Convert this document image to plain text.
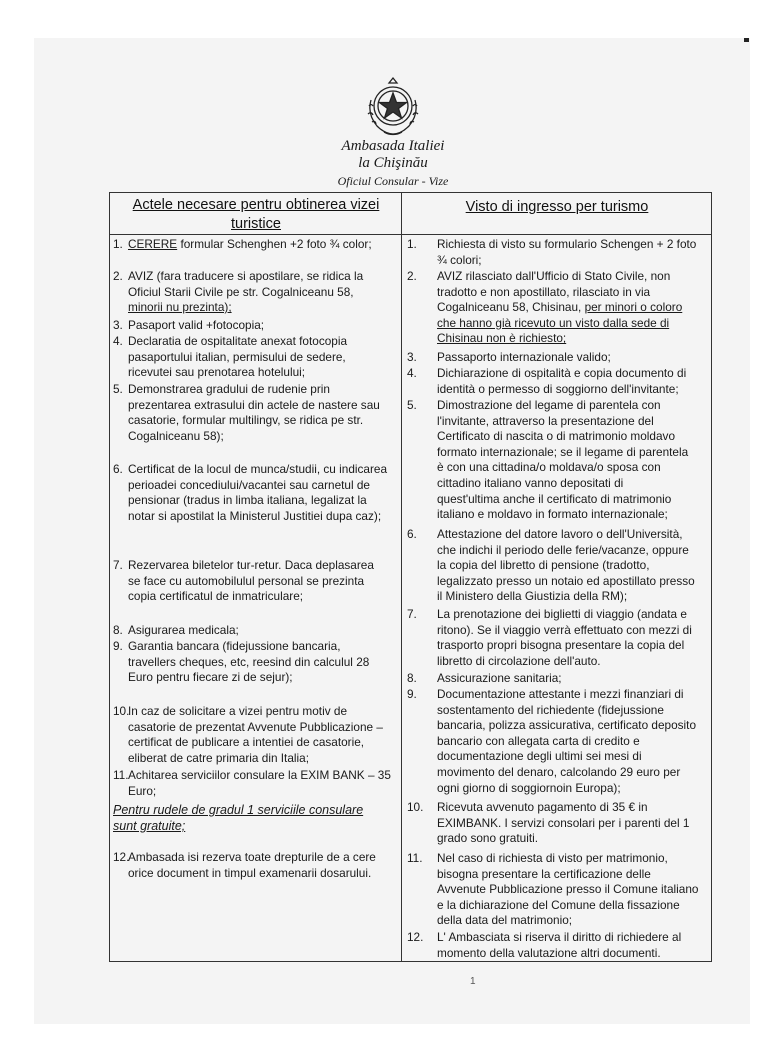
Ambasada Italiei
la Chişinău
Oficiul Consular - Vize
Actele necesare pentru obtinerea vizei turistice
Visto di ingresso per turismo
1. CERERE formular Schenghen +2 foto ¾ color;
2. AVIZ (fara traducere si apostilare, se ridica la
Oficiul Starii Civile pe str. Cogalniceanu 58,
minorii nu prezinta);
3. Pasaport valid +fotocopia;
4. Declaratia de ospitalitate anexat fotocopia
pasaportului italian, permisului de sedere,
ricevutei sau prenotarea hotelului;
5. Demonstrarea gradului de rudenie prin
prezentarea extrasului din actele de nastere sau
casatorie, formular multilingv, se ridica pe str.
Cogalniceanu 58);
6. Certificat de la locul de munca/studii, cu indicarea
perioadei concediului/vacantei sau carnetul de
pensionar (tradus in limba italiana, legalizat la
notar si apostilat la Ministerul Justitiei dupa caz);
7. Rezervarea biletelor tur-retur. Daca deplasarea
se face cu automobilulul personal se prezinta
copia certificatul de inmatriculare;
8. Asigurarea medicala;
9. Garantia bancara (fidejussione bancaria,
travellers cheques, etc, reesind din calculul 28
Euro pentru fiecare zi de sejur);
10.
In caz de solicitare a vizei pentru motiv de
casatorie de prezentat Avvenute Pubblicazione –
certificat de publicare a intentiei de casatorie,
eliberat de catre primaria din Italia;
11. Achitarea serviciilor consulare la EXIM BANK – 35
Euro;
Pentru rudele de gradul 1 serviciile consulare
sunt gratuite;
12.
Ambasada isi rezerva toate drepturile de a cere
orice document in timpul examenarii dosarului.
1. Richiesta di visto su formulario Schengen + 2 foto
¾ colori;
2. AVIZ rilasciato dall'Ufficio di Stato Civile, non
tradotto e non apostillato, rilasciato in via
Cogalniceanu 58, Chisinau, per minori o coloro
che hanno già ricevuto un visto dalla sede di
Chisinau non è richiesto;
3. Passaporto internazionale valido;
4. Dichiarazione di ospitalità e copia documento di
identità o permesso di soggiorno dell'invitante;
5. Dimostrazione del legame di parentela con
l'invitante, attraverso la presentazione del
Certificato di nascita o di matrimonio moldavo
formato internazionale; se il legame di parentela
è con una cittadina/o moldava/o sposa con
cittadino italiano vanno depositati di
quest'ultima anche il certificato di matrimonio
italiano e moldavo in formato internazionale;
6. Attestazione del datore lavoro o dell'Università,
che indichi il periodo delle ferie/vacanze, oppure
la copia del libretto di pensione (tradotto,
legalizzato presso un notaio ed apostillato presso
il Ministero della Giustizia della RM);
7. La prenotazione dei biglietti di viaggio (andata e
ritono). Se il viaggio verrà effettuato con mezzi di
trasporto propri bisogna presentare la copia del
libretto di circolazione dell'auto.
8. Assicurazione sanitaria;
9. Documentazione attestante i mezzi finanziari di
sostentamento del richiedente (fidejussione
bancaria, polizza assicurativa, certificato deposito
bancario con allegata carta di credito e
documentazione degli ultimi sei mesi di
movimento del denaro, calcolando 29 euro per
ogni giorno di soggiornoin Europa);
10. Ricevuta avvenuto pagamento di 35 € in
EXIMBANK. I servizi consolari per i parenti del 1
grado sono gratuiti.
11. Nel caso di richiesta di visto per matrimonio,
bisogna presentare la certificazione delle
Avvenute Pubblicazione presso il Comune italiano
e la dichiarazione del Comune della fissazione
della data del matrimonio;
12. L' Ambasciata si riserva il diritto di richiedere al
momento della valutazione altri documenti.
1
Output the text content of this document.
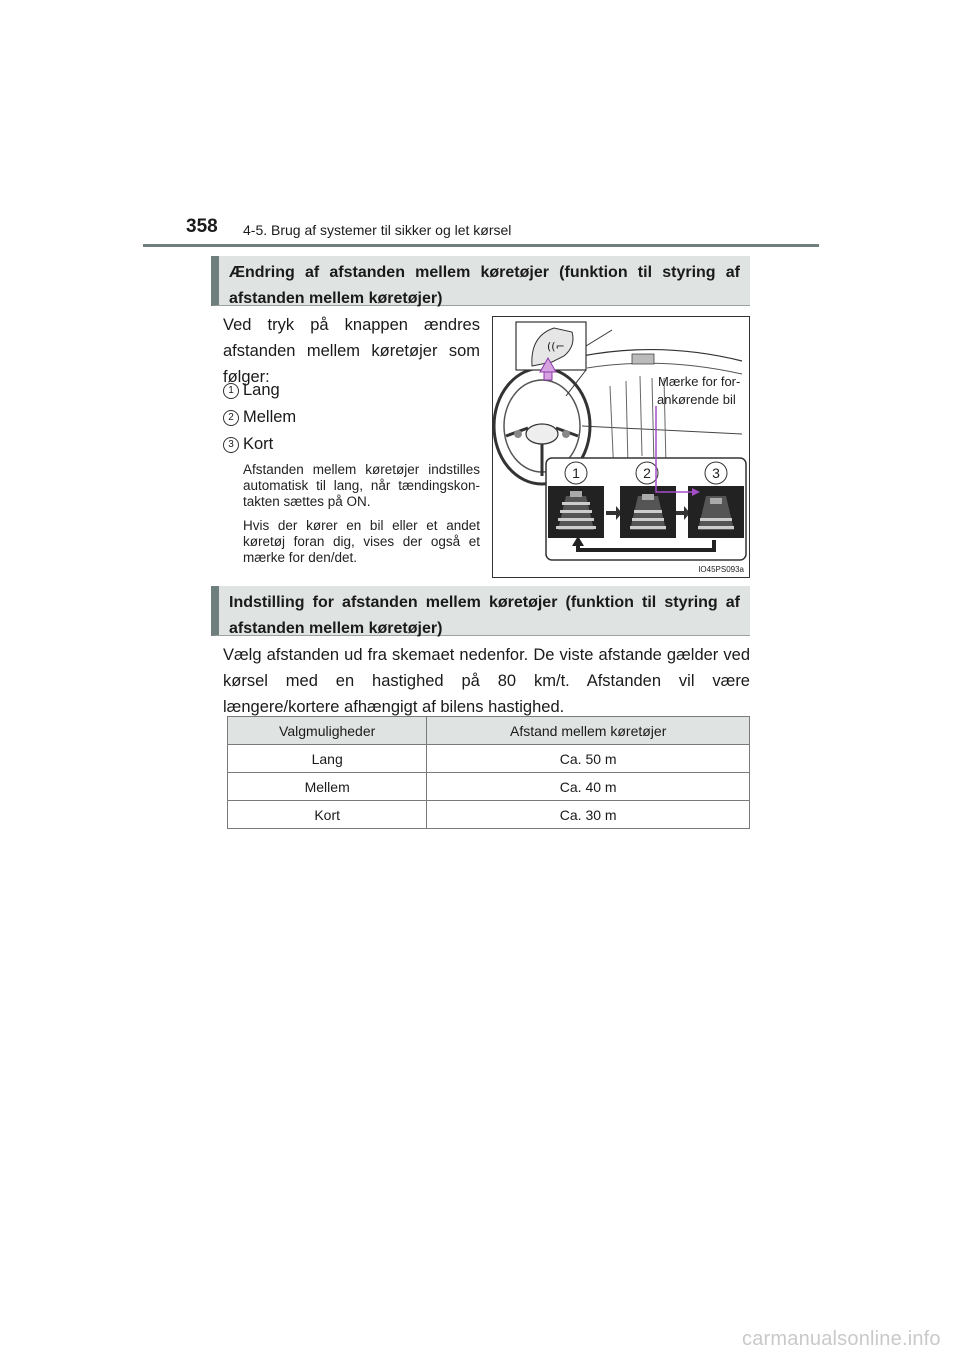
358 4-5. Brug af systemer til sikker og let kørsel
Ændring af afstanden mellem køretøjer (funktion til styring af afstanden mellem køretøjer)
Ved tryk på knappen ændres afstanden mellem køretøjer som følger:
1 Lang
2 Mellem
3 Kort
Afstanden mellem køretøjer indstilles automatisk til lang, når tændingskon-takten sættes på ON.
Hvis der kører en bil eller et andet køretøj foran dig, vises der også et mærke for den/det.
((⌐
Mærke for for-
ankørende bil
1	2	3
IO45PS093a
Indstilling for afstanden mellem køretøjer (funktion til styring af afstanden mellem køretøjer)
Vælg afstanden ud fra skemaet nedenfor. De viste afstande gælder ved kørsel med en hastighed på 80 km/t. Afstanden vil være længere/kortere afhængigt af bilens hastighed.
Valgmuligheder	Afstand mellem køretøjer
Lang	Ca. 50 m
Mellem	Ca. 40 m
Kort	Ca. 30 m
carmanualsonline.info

_Instructions for the task:_
The records above must be echoed exactly, minus their pictures.

_Correct output:_
Convert this document image to plain text.
Ambasada Italiei
la Chişinău
Oficiul Consular - Vize
Actele necesare pentru obtinerea vizei turistice
Visto di ingresso per turismo
1. CERERE formular Schenghen +2 foto ¾ color;
2. AVIZ (fara traducere si apostilare, se ridica la
Oficiul Starii Civile pe str. Cogalniceanu 58,
minorii nu prezinta);
3. Pasaport valid +fotocopia;
4. Declaratia de ospitalitate anexat fotocopia
pasaportului italian, permisului de sedere,
ricevutei sau prenotarea hotelului;
5. Demonstrarea gradului de rudenie prin
prezentarea extrasului din actele de nastere sau
casatorie, formular multilingv, se ridica pe str.
Cogalniceanu 58);
6. Certificat de la locul de munca/studii, cu indicarea
perioadei concediului/vacantei sau carnetul de
pensionar (tradus in limba italiana, legalizat la
notar si apostilat la Ministerul Justitiei dupa caz);
7. Rezervarea biletelor tur-retur. Daca deplasarea
se face cu automobilulul personal se prezinta
copia certificatul de inmatriculare;
8. Asigurarea medicala;
9. Garantia bancara (fidejussione bancaria,
travellers cheques, etc, reesind din calculul 28
Euro pentru fiecare zi de sejur);
10.
In caz de solicitare a vizei pentru motiv de
casatorie de prezentat Avvenute Pubblicazione –
certificat de publicare a intentiei de casatorie,
eliberat de catre primaria din Italia;
11. Achitarea serviciilor consulare la EXIM BANK – 35
Euro;
Pentru rudele de gradul 1 serviciile consulare
sunt gratuite;
12.
Ambasada isi rezerva toate drepturile de a cere
orice document in timpul examenarii dosarului.
1. Richiesta di visto su formulario Schengen + 2 foto
¾ colori;
2. AVIZ rilasciato dall'Ufficio di Stato Civile, non
tradotto e non apostillato, rilasciato in via
Cogalniceanu 58, Chisinau, per minori o coloro
che hanno già ricevuto un visto dalla sede di
Chisinau non è richiesto;
3. Passaporto internazionale valido;
4. Dichiarazione di ospitalità e copia documento di
identità o permesso di soggiorno dell'invitante;
5. Dimostrazione del legame di parentela con
l'invitante, attraverso la presentazione del
Certificato di nascita o di matrimonio moldavo
formato internazionale; se il legame di parentela
è con una cittadina/o moldava/o sposa con
cittadino italiano vanno depositati di
quest'ultima anche il certificato di matrimonio
italiano e moldavo in formato internazionale;
6. Attestazione del datore lavoro o dell'Università,
che indichi il periodo delle ferie/vacanze, oppure
la copia del libretto di pensione (tradotto,
legalizzato presso un notaio ed apostillato presso
il Ministero della Giustizia della RM);
7. La prenotazione dei biglietti di viaggio (andata e
ritono). Se il viaggio verrà effettuato con mezzi di
trasporto propri bisogna presentare la copia del
libretto di circolazione dell'auto.
8. Assicurazione sanitaria;
9. Documentazione attestante i mezzi finanziari di
sostentamento del richiedente (fidejussione
bancaria, polizza assicurativa, certificato deposito
bancario con allegata carta di credito e
documentazione degli ultimi sei mesi di
movimento del denaro, calcolando 29 euro per
ogni giorno di soggiornoin Europa);
10. Ricevuta avvenuto pagamento di 35 € in
EXIMBANK. I servizi consolari per i parenti del 1
grado sono gratuiti.
11. Nel caso di richiesta di visto per matrimonio,
bisogna presentare la certificazione delle
Avvenute Pubblicazione presso il Comune italiano
e la dichiarazione del Comune della fissazione
della data del matrimonio;
12. L' Ambasciata si riserva il diritto di richiedere al
momento della valutazione altri documenti.
1
Output the text content of this document.
358 4-5. Brug af systemer til sikker og let kørsel
Ændring af afstanden mellem køretøjer (funktion til styring af afstanden mellem køretøjer)
Ved tryk på knappen ændres afstanden mellem køretøjer som følger:
1 Lang
2 Mellem
3 Kort
Afstanden mellem køretøjer indstilles automatisk til lang, når tændingskon-takten sættes på ON.
Hvis der kører en bil eller et andet køretøj foran dig, vises der også et mærke for den/det.
((⌐
Mærke for for-
ankørende bil
1	2	3
IO45PS093a
Indstilling for afstanden mellem køretøjer (funktion til styring af afstanden mellem køretøjer)
Vælg afstanden ud fra skemaet nedenfor. De viste afstande gælder ved kørsel med en hastighed på 80 km/t. Afstanden vil være længere/kortere afhængigt af bilens hastighed.
Valgmuligheder	Afstand mellem køretøjer
Lang	Ca. 50 m
Mellem	Ca. 40 m
Kort	Ca. 30 m
carmanualsonline.info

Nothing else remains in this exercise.